* The request
Every line below should be repeated exactly.

-- Begin Listed records --

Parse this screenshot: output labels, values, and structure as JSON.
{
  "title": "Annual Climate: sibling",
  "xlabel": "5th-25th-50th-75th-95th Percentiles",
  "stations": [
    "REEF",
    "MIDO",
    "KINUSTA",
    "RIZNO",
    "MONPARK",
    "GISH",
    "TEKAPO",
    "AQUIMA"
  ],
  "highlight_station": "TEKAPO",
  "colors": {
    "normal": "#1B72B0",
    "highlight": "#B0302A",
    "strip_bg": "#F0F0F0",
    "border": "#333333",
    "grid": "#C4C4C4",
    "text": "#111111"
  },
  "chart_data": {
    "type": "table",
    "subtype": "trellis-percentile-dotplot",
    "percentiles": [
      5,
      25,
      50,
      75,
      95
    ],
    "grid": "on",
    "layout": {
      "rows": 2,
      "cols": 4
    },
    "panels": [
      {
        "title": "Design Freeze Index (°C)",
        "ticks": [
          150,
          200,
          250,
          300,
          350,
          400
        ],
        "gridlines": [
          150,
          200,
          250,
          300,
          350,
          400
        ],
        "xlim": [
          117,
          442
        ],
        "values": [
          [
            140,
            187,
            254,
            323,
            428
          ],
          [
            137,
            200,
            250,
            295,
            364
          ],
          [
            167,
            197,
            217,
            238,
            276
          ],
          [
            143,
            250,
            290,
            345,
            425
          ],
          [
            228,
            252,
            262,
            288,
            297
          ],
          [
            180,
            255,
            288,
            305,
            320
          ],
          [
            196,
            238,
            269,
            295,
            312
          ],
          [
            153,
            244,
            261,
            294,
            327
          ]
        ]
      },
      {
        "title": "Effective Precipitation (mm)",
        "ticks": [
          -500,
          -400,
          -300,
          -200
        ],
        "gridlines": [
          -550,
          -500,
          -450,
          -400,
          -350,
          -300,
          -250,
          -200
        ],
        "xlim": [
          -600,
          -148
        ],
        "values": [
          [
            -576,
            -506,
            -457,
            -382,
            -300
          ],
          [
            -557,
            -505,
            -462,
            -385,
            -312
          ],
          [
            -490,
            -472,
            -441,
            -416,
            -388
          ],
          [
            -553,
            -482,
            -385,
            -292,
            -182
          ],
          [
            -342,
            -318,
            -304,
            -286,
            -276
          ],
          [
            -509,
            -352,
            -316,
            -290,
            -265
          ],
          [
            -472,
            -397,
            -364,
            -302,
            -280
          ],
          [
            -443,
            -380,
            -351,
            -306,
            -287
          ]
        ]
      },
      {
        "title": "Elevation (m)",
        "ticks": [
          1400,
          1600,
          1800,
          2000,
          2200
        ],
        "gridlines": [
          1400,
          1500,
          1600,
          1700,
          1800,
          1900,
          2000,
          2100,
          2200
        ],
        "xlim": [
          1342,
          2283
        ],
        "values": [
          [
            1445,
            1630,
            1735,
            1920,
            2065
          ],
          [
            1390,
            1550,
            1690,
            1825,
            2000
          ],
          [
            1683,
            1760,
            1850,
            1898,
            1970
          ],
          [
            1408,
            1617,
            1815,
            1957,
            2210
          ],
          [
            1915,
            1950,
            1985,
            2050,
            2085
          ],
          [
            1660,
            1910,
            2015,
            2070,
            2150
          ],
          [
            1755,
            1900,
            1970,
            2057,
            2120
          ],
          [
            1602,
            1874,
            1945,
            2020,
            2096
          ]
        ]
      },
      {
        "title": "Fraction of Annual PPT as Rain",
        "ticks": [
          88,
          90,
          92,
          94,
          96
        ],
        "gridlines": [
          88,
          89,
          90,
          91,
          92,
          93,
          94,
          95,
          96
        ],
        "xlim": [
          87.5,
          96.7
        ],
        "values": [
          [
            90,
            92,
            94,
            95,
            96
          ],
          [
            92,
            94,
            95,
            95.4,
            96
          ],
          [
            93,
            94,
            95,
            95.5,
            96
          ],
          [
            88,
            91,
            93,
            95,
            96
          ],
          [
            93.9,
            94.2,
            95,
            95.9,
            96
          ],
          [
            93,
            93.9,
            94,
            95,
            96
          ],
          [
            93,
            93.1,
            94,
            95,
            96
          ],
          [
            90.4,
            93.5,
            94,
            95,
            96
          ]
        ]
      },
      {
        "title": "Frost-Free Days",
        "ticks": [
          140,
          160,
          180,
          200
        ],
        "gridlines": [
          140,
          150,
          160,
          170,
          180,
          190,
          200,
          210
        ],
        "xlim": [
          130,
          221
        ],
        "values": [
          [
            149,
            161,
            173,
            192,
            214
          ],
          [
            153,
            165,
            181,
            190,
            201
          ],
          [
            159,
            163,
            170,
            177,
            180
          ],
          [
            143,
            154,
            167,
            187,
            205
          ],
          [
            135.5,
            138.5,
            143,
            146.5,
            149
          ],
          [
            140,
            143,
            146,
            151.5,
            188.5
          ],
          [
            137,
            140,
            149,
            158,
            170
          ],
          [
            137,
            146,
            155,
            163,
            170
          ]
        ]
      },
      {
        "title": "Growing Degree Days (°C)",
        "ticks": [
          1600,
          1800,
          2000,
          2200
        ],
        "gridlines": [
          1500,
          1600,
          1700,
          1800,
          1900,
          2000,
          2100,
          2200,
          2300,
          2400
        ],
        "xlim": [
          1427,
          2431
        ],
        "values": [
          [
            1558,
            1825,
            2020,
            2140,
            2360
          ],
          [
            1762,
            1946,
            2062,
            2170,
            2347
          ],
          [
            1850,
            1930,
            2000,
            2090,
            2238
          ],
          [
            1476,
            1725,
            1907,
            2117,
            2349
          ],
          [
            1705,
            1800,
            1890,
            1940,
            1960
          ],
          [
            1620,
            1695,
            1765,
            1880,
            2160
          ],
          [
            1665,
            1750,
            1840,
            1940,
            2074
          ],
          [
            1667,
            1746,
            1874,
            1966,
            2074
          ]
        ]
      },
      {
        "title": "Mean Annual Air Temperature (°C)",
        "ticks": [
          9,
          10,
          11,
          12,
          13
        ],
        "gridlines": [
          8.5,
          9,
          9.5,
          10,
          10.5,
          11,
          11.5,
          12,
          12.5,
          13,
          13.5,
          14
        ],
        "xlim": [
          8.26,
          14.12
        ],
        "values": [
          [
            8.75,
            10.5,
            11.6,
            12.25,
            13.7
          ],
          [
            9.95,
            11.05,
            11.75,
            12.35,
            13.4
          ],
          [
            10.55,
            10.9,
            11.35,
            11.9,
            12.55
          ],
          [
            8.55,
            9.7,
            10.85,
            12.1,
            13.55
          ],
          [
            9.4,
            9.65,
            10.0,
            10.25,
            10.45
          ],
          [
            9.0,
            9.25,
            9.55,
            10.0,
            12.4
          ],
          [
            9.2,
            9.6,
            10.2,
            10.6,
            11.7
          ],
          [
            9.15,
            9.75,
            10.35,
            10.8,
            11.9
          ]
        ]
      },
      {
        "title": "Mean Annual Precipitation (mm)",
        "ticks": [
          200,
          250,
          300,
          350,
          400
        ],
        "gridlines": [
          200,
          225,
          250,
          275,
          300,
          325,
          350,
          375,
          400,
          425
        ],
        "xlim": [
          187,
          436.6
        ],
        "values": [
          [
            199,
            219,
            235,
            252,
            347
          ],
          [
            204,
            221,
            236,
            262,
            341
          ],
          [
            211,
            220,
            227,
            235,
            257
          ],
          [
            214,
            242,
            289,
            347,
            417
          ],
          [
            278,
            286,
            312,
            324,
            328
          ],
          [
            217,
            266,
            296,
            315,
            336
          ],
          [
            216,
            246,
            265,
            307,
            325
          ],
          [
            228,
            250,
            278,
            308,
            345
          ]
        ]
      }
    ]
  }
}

-- End Listed records --

* Completed exercise
Parse this screenshot: output labels, values, and structure as JSON.
{
  "title": "Annual Climate: sibling",
  "xlabel": "5th-25th-50th-75th-95th Percentiles",
  "stations": [
    "REEF",
    "MIDO",
    "KINUSTA",
    "RIZNO",
    "MONPARK",
    "GISH",
    "TEKAPO",
    "AQUIMA"
  ],
  "highlight_station": "TEKAPO",
  "colors": {
    "normal": "#1B72B0",
    "highlight": "#B0302A",
    "strip_bg": "#F0F0F0",
    "border": "#333333",
    "grid": "#C4C4C4",
    "text": "#111111"
  },
  "chart_data": {
    "type": "table",
    "subtype": "trellis-percentile-dotplot",
    "percentiles": [
      5,
      25,
      50,
      75,
      95
    ],
    "grid": "on",
    "layout": {
      "rows": 2,
      "cols": 4
    },
    "panels": [
      {
        "title": "Design Freeze Index (°C)",
        "ticks": [
          150,
          200,
          250,
          300,
          350,
          400
        ],
        "gridlines": [
          150,
          200,
          250,
          300,
          350,
          400
        ],
        "xlim": [
          117,
          442
        ],
        "values": [
          [
            140,
            187,
            254,
            323,
            428
          ],
          [
            137,
            200,
            250,
            295,
            364
          ],
          [
            167,
            197,
            217,
            238,
            276
          ],
          [
            143,
            250,
            290,
            345,
            425
          ],
          [
            228,
            252,
            262,
            288,
            297
          ],
          [
            180,
            255,
            288,
            305,
            320
          ],
          [
            196,
            238,
            269,
            295,
            312
          ],
          [
            153,
            244,
            261,
            294,
            327
          ]
        ]
      },
      {
        "title": "Effective Precipitation (mm)",
        "ticks": [
          -500,
          -400,
          -300,
          -200
        ],
        "gridlines": [
          -550,
          -500,
          -450,
          -400,
          -350,
          -300,
          -250,
          -200
        ],
        "xlim": [
          -600,
          -148
        ],
        "values": [
          [
            -576,
            -506,
            -457,
            -382,
            -300
          ],
          [
            -557,
            -505,
            -462,
            -385,
            -312
          ],
          [
            -490,
            -472,
            -441,
            -416,
            -388
          ],
          [
            -553,
            -482,
            -385,
            -292,
            -182
          ],
          [
            -342,
            -318,
            -304,
            -286,
            -276
          ],
          [
            -509,
            -352,
            -316,
            -290,
            -265
          ],
          [
            -472,
            -397,
            -364,
            -302,
            -280
          ],
          [
            -443,
            -380,
            -351,
            -306,
            -287
          ]
        ]
      },
      {
        "title": "Elevation (m)",
        "ticks": [
          1400,
          1600,
          1800,
          2000,
          2200
        ],
        "gridlines": [
          1400,
          1500,
          1600,
          1700,
          1800,
          1900,
          2000,
          2100,
          2200
        ],
        "xlim": [
          1342,
          2283
        ],
        "values": [
          [
            1445,
            1630,
            1735,
            1920,
            2065
          ],
          [
            1390,
            1550,
            1690,
            1825,
            2000
          ],
          [
            1683,
            1760,
            1850,
            1898,
            1970
          ],
          [
            1408,
            1617,
            1815,
            1957,
            2210
          ],
          [
            1915,
            1950,
            1985,
            2050,
            2085
          ],
          [
            1660,
            1910,
            2015,
            2070,
            2150
          ],
          [
            1755,
            1900,
            1970,
            2057,
            2120
          ],
          [
            1602,
            1874,
            1945,
            2020,
            2096
          ]
        ]
      },
      {
        "title": "Fraction of Annual PPT as Rain",
        "ticks": [
          88,
          90,
          92,
          94,
          96
        ],
        "gridlines": [
          88,
          89,
          90,
          91,
          92,
          93,
          94,
          95,
          96
        ],
        "xlim": [
          87.5,
          96.7
        ],
        "values": [
          [
            90,
            92,
            94,
            95,
            96
          ],
          [
            92,
            94,
            95,
            95.4,
            96
          ],
          [
            93,
            94,
            95,
            95.5,
            96
          ],
          [
            88,
            91,
            93,
            95,
            96
          ],
          [
            93.9,
            94.2,
            95,
            95.9,
            96
          ],
          [
            93,
            93.9,
            94,
            95,
            96
          ],
          [
            93,
            93.1,
            94,
            95,
            96
          ],
          [
            90.4,
            93.5,
            94,
            95,
            96
          ]
        ]
      },
      {
        "title": "Frost-Free Days",
        "ticks": [
          140,
          160,
          180,
          200
        ],
        "gridlines": [
          140,
          150,
          160,
          170,
          180,
          190,
          200,
          210
        ],
        "xlim": [
          130,
          221
        ],
        "values": [
          [
            149,
            161,
            173,
            192,
            214
          ],
          [
            153,
            165,
            181,
            190,
            201
          ],
          [
            159,
            163,
            170,
            177,
            180
          ],
          [
            143,
            154,
            167,
            187,
            205
          ],
          [
            135.5,
            138.5,
            143,
            146.5,
            149
          ],
          [
            140,
            143,
            146,
            151.5,
            188.5
          ],
          [
            137,
            140,
            149,
            158,
            170
          ],
          [
            137,
            146,
            155,
            163,
            170
          ]
        ]
      },
      {
        "title": "Growing Degree Days (°C)",
        "ticks": [
          1600,
          1800,
          2000,
          2200
        ],
        "gridlines": [
          1500,
          1600,
          1700,
          1800,
          1900,
          2000,
          2100,
          2200,
          2300,
          2400
        ],
        "xlim": [
          1427,
          2431
        ],
        "values": [
          [
            1558,
            1825,
            2020,
            2140,
            2360
          ],
          [
            1762,
            1946,
            2062,
            2170,
            2347
          ],
          [
            1850,
            1930,
            2000,
            2090,
            2238
          ],
          [
            1476,
            1725,
            1907,
            2117,
            2349
          ],
          [
            1705,
            1800,
            1890,
            1940,
            1960
          ],
          [
            1620,
            1695,
            1765,
            1880,
            2160
          ],
          [
            1665,
            1750,
            1840,
            1940,
            2074
          ],
          [
            1667,
            1746,
            1874,
            1966,
            2074
          ]
        ]
      },
      {
        "title": "Mean Annual Air Temperature (°C)",
        "ticks": [
          9,
          10,
          11,
          12,
          13
        ],
        "gridlines": [
          8.5,
          9,
          9.5,
          10,
          10.5,
          11,
          11.5,
          12,
          12.5,
          13,
          13.5,
          14
        ],
        "xlim": [
          8.26,
          14.12
        ],
        "values": [
          [
            8.75,
            10.5,
            11.6,
            12.25,
            13.7
          ],
          [
            9.95,
            11.05,
            11.75,
            12.35,
            13.4
          ],
          [
            10.55,
            10.9,
            11.35,
            11.9,
            12.55
          ],
          [
            8.55,
            9.7,
            10.85,
            12.1,
            13.55
          ],
          [
            9.4,
            9.65,
            10.0,
            10.25,
            10.45
          ],
          [
            9.0,
            9.25,
            9.55,
            10.0,
            12.4
          ],
          [
            9.2,
            9.6,
            10.2,
            10.6,
            11.7
          ],
          [
            9.15,
            9.75,
            10.35,
            10.8,
            11.9
          ]
        ]
      },
      {
        "title": "Mean Annual Precipitation (mm)",
        "ticks": [
          200,
          250,
          300,
          350,
          400
        ],
        "gridlines": [
          200,
          225,
          250,
          275,
          300,
          325,
          350,
          375,
          400,
          425
        ],
        "xlim": [
          187,
          436.6
        ],
        "values": [
          [
            199,
            219,
            235,
            252,
            347
          ],
          [
            204,
            221,
            236,
            262,
            341
          ],
          [
            211,
            220,
            227,
            235,
            257
          ],
          [
            214,
            242,
            289,
            347,
            417
          ],
          [
            278,
            286,
            312,
            324,
            328
          ],
          [
            217,
            266,
            296,
            315,
            336
          ],
          [
            216,
            246,
            265,
            307,
            325
          ],
          [
            228,
            250,
            278,
            308,
            345
          ]
        ]
      }
    ]
  }
}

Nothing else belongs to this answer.